--- DOCUMENT EXTRACT ---

Purpose of the Study:

  • To investigate the role of HrtA's ATPase activity versus its physical absence in S. aureus's immunomodulatory response.
  • To elucidate the mechanism by which S. aureus senses and responds to hemin exposure and potential membrane damage.

Main Methods:

  • Comparison of secreted protein profiles in S. aureus strains with wild-type HrtA, catalytically inactive HrtA, and absent HrtA.
  • Assessment of membrane integrity in S. aureus strains lacking HrtA.
  • Treatment of wild-type S. aureus with anti-staphylococcal channel-forming peptides to mimic membrane damage.

Main Results:

  • S. aureus strains expressing catalytically inactive HrtA did not show the same secreted protein profile as strains lacking HrtA, indicating HrtA's physical absence is key.
  • HrtB over-expression in the absence of HrtA compromised membrane integrity, suggesting pore formation.

--- DATA EXTRACT ---

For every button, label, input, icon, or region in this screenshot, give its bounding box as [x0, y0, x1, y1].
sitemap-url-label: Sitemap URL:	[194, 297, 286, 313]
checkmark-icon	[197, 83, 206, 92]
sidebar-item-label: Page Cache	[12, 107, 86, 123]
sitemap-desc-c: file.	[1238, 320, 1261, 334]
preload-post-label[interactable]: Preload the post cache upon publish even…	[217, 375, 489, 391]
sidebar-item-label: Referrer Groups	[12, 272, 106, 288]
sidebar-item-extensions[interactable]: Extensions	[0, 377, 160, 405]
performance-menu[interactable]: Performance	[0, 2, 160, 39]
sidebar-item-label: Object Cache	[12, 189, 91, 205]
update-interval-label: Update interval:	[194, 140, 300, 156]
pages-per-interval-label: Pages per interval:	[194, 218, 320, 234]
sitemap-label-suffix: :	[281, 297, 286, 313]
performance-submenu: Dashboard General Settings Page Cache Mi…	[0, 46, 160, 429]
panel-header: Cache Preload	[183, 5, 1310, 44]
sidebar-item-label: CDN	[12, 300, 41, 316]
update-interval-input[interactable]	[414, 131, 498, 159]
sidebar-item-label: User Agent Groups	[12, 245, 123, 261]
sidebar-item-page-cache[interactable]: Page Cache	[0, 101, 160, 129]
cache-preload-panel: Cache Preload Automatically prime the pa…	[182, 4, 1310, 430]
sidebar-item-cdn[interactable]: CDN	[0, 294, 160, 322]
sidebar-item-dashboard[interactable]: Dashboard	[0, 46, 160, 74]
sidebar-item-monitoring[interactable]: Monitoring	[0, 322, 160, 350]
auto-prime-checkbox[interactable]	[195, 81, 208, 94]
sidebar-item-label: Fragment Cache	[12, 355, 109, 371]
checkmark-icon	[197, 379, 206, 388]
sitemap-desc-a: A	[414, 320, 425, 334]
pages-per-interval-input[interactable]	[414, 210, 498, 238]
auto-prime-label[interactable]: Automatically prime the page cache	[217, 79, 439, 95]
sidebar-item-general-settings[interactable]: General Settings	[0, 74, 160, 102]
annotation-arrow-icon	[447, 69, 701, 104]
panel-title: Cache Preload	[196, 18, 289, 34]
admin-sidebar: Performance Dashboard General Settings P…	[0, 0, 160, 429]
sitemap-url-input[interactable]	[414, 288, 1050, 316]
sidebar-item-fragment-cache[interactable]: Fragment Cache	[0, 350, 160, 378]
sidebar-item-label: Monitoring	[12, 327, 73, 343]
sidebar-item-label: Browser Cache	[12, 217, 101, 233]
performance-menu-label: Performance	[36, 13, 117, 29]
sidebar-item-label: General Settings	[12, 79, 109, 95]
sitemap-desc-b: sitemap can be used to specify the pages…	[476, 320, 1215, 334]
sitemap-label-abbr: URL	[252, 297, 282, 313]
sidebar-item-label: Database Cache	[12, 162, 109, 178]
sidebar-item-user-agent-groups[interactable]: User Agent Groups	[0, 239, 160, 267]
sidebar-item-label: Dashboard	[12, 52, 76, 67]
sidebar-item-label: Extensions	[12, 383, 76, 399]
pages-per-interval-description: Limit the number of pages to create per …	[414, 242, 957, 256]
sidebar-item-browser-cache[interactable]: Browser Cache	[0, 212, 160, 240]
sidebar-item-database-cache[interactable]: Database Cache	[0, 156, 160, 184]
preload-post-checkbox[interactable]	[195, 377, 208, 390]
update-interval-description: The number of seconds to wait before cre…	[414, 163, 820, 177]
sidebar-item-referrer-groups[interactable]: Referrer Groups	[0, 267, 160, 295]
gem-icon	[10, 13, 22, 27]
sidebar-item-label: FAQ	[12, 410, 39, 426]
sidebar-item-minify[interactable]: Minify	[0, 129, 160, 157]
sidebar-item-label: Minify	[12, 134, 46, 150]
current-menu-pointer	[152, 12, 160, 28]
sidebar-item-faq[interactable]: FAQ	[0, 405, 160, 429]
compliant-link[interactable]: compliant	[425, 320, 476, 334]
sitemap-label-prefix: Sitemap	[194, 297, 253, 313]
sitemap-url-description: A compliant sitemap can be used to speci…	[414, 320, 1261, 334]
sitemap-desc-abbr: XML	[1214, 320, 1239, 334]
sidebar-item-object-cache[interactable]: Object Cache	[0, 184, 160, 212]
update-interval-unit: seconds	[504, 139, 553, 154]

---

--- WHAT TO WORK ON ---
Resume the study summary on HrtA in S. aureus from where it stops.

--- RESPONSE TO THE EXERCISE ---
  • Treatment with channel-forming peptides induced a secreted protein profile similar to DeltahrtA strains exposed to hemin.

Conclusions:

  • The physical absence of HrtA, rather than its ATPase activity, is responsible for the increased expression of immunomodulatory factors.
  • Hemin-mediated HrtB over-expression in the absence of HrtA leads to membrane damage, which S. aureus senses.
  • S. aureus activates a gene expression program in response to membrane damage to protect itself from the host's innate immune response.